-- Start --
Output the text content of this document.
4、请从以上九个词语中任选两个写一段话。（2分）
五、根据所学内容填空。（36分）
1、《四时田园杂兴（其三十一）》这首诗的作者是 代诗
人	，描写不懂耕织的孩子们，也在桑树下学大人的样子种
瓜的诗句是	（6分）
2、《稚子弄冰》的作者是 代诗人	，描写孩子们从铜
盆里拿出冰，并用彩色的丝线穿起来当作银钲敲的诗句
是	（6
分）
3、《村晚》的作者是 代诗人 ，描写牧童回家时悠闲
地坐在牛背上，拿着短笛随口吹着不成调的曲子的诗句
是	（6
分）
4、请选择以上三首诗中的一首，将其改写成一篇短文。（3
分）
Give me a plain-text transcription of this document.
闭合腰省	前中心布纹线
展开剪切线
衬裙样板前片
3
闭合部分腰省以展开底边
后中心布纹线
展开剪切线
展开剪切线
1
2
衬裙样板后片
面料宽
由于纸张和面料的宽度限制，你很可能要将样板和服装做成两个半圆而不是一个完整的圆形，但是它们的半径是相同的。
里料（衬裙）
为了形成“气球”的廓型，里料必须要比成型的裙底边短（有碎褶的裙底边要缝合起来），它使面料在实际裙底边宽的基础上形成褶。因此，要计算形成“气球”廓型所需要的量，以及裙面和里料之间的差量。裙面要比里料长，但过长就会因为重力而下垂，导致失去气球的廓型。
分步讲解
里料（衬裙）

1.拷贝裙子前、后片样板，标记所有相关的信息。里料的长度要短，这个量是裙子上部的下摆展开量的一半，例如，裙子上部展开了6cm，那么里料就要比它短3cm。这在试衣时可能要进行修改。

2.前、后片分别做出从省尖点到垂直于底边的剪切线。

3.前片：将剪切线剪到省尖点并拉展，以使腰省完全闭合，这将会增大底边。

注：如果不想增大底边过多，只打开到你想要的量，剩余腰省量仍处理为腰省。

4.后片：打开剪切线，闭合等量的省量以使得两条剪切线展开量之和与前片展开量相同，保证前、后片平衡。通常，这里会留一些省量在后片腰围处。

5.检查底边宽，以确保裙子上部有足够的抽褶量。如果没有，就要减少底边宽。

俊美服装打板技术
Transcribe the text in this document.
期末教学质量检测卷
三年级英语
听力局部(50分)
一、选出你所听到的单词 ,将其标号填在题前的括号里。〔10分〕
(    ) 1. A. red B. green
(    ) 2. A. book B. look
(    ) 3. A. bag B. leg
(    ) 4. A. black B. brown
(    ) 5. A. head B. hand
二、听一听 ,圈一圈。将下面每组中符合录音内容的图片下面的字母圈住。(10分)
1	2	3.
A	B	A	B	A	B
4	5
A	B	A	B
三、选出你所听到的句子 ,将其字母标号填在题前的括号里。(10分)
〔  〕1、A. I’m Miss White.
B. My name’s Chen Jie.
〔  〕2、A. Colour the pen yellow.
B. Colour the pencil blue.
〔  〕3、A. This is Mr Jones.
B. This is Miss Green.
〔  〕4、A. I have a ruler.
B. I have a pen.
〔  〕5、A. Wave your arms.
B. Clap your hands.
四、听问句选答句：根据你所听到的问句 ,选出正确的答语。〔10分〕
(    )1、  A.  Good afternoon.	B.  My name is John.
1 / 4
-- End --
• [Problem]:
Respond with nothing but the number of lines in the entries that contain the string "name".

• [Output for this exercise]:
2